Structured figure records
————

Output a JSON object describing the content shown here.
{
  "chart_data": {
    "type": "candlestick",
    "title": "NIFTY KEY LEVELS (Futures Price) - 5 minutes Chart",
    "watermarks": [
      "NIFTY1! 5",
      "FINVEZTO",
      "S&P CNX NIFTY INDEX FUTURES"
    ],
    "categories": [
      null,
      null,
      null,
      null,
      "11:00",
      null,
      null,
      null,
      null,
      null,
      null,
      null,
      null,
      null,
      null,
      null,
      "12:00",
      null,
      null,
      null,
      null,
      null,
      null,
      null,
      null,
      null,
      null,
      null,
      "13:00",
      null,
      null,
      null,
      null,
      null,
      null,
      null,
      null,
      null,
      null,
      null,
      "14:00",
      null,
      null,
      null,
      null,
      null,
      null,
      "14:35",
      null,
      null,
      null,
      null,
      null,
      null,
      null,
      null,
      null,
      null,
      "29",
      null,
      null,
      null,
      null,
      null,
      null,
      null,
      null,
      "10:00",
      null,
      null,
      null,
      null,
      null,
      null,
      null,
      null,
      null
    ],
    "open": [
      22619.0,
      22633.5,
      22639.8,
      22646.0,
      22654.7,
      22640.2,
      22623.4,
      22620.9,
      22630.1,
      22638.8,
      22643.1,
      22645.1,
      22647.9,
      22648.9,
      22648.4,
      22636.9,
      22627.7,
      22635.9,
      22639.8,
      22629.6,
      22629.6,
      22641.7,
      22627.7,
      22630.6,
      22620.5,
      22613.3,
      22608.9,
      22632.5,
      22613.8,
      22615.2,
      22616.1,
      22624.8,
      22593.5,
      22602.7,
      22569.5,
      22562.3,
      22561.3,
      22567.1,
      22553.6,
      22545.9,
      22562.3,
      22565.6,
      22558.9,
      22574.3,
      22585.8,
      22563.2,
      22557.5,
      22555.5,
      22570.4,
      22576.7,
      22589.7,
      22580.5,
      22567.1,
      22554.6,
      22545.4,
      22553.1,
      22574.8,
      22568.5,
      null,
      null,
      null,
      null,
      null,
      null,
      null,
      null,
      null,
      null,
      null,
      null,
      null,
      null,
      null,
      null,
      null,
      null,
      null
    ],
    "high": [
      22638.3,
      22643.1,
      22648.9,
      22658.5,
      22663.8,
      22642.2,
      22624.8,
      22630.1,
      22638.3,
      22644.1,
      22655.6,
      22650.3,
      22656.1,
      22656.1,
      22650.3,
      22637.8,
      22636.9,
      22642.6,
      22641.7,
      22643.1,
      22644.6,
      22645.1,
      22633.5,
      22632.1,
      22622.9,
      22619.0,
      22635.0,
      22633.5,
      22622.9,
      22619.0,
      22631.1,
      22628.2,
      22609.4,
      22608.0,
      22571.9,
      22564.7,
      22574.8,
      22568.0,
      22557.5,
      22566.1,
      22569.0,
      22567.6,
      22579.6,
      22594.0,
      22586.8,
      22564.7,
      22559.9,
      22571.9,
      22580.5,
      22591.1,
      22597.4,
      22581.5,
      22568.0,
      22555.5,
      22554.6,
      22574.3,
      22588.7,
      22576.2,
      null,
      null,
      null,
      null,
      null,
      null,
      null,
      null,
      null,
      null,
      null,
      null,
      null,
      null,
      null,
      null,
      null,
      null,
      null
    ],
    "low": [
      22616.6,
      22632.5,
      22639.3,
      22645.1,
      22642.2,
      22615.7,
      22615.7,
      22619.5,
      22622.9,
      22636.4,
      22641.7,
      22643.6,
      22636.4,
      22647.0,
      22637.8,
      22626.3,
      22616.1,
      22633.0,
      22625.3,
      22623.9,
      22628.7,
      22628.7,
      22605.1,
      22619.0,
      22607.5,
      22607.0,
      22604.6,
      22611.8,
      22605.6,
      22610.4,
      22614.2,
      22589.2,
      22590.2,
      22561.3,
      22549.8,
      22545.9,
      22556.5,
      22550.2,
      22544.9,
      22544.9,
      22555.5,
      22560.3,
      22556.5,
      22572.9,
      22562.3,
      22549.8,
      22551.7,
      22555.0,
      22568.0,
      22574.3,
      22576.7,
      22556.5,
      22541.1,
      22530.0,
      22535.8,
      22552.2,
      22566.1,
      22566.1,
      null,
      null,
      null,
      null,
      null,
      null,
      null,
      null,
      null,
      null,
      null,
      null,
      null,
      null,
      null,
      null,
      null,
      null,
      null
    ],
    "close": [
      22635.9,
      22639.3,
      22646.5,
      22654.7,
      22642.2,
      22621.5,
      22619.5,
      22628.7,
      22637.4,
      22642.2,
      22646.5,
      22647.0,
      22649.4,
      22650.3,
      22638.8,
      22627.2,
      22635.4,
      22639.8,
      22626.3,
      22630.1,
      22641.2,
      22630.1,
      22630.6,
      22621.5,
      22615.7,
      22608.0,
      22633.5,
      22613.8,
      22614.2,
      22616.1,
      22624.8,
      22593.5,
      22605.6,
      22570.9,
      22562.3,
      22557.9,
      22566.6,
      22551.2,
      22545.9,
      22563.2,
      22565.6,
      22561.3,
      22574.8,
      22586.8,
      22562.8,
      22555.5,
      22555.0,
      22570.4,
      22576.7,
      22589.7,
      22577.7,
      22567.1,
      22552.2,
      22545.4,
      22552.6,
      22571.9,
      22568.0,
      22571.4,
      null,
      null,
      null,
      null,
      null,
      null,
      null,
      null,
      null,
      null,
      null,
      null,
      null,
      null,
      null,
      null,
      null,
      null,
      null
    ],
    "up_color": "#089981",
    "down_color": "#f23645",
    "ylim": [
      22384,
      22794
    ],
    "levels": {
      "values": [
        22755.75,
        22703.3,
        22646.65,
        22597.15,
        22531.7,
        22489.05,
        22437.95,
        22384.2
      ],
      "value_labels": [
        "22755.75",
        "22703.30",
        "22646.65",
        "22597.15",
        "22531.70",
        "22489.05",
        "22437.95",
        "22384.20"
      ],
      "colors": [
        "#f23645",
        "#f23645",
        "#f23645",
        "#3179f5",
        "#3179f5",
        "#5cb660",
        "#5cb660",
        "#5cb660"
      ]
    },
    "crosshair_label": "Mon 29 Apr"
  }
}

————

### [WORK REQUIRED]
Reproduce the entries above exactly.

### [SOLUTION TO THIS PROBLEM]
Output a JSON object describing the content shown here.
{
  "chart_data": {
    "type": "candlestick",
    "title": "NIFTY KEY LEVELS (Futures Price) - 5 minutes Chart",
    "watermarks": [
      "NIFTY1! 5",
      "FINVEZTO",
      "S&P CNX NIFTY INDEX FUTURES"
    ],
    "categories": [
      null,
      null,
      null,
      null,
      "11:00",
      null,
      null,
      null,
      null,
      null,
      null,
      null,
      null,
      null,
      null,
      null,
      "12:00",
      null,
      null,
      null,
      null,
      null,
      null,
      null,
      null,
      null,
      null,
      null,
      "13:00",
      null,
      null,
      null,
      null,
      null,
      null,
      null,
      null,
      null,
      null,
      null,
      "14:00",
      null,
      null,
      null,
      null,
      null,
      null,
      "14:35",
      null,
      null,
      null,
      null,
      null,
      null,
      null,
      null,
      null,
      null,
      "29",
      null,
      null,
      null,
      null,
      null,
      null,
      null,
      null,
      "10:00",
      null,
      null,
      null,
      null,
      null,
      null,
      null,
      null,
      null
    ],
    "open": [
      22619.0,
      22633.5,
      22639.8,
      22646.0,
      22654.7,
      22640.2,
      22623.4,
      22620.9,
      22630.1,
      22638.8,
      22643.1,
      22645.1,
      22647.9,
      22648.9,
      22648.4,
      22636.9,
      22627.7,
      22635.9,
      22639.8,
      22629.6,
      22629.6,
      22641.7,
      22627.7,
      22630.6,
      22620.5,
      22613.3,
      22608.9,
      22632.5,
      22613.8,
      22615.2,
      22616.1,
      22624.8,
      22593.5,
      22602.7,
      22569.5,
      22562.3,
      22561.3,
      22567.1,
      22553.6,
      22545.9,
      22562.3,
      22565.6,
      22558.9,
      22574.3,
      22585.8,
      22563.2,
      22557.5,
      22555.5,
      22570.4,
      22576.7,
      22589.7,
      22580.5,
      22567.1,
      22554.6,
      22545.4,
      22553.1,
      22574.8,
      22568.5,
      null,
      null,
      null,
      null,
      null,
      null,
      null,
      null,
      null,
      null,
      null,
      null,
      null,
      null,
      null,
      null,
      null,
      null,
      null
    ],
    "high": [
      22638.3,
      22643.1,
      22648.9,
      22658.5,
      22663.8,
      22642.2,
      22624.8,
      22630.1,
      22638.3,
      22644.1,
      22655.6,
      22650.3,
      22656.1,
      22656.1,
      22650.3,
      22637.8,
      22636.9,
      22642.6,
      22641.7,
      22643.1,
      22644.6,
      22645.1,
      22633.5,
      22632.1,
      22622.9,
      22619.0,
      22635.0,
      22633.5,
      22622.9,
      22619.0,
      22631.1,
      22628.2,
      22609.4,
      22608.0,
      22571.9,
      22564.7,
      22574.8,
      22568.0,
      22557.5,
      22566.1,
      22569.0,
      22567.6,
      22579.6,
      22594.0,
      22586.8,
      22564.7,
      22559.9,
      22571.9,
      22580.5,
      22591.1,
      22597.4,
      22581.5,
      22568.0,
      22555.5,
      22554.6,
      22574.3,
      22588.7,
      22576.2,
      null,
      null,
      null,
      null,
      null,
      null,
      null,
      null,
      null,
      null,
      null,
      null,
      null,
      null,
      null,
      null,
      null,
      null,
      null
    ],
    "low": [
      22616.6,
      22632.5,
      22639.3,
      22645.1,
      22642.2,
      22615.7,
      22615.7,
      22619.5,
      22622.9,
      22636.4,
      22641.7,
      22643.6,
      22636.4,
      22647.0,
      22637.8,
      22626.3,
      22616.1,
      22633.0,
      22625.3,
      22623.9,
      22628.7,
      22628.7,
      22605.1,
      22619.0,
      22607.5,
      22607.0,
      22604.6,
      22611.8,
      22605.6,
      22610.4,
      22614.2,
      22589.2,
      22590.2,
      22561.3,
      22549.8,
      22545.9,
      22556.5,
      22550.2,
      22544.9,
      22544.9,
      22555.5,
      22560.3,
      22556.5,
      22572.9,
      22562.3,
      22549.8,
      22551.7,
      22555.0,
      22568.0,
      22574.3,
      22576.7,
      22556.5,
      22541.1,
      22530.0,
      22535.8,
      22552.2,
      22566.1,
      22566.1,
      null,
      null,
      null,
      null,
      null,
      null,
      null,
      null,
      null,
      null,
      null,
      null,
      null,
      null,
      null,
      null,
      null,
      null,
      null
    ],
    "close": [
      22635.9,
      22639.3,
      22646.5,
      22654.7,
      22642.2,
      22621.5,
      22619.5,
      22628.7,
      22637.4,
      22642.2,
      22646.5,
      22647.0,
      22649.4,
      22650.3,
      22638.8,
      22627.2,
      22635.4,
      22639.8,
      22626.3,
      22630.1,
      22641.2,
      22630.1,
      22630.6,
      22621.5,
      22615.7,
      22608.0,
      22633.5,
      22613.8,
      22614.2,
      22616.1,
      22624.8,
      22593.5,
      22605.6,
      22570.9,
      22562.3,
      22557.9,
      22566.6,
      22551.2,
      22545.9,
      22563.2,
      22565.6,
      22561.3,
      22574.8,
      22586.8,
      22562.8,
      22555.5,
      22555.0,
      22570.4,
      22576.7,
      22589.7,
      22577.7,
      22567.1,
      22552.2,
      22545.4,
      22552.6,
      22571.9,
      22568.0,
      22571.4,
      null,
      null,
      null,
      null,
      null,
      null,
      null,
      null,
      null,
      null,
      null,
      null,
      null,
      null,
      null,
      null,
      null,
      null,
      null
    ],
    "up_color": "#089981",
    "down_color": "#f23645",
    "ylim": [
      22384,
      22794
    ],
    "levels": {
      "values": [
        22755.75,
        22703.3,
        22646.65,
        22597.15,
        22531.7,
        22489.05,
        22437.95,
        22384.2
      ],
      "value_labels": [
        "22755.75",
        "22703.30",
        "22646.65",
        "22597.15",
        "22531.70",
        "22489.05",
        "22437.95",
        "22384.20"
      ],
      "colors": [
        "#f23645",
        "#f23645",
        "#f23645",
        "#3179f5",
        "#3179f5",
        "#5cb660",
        "#5cb660",
        "#5cb660"
      ]
    },
    "crosshair_label": "Mon 29 Apr"
  }
}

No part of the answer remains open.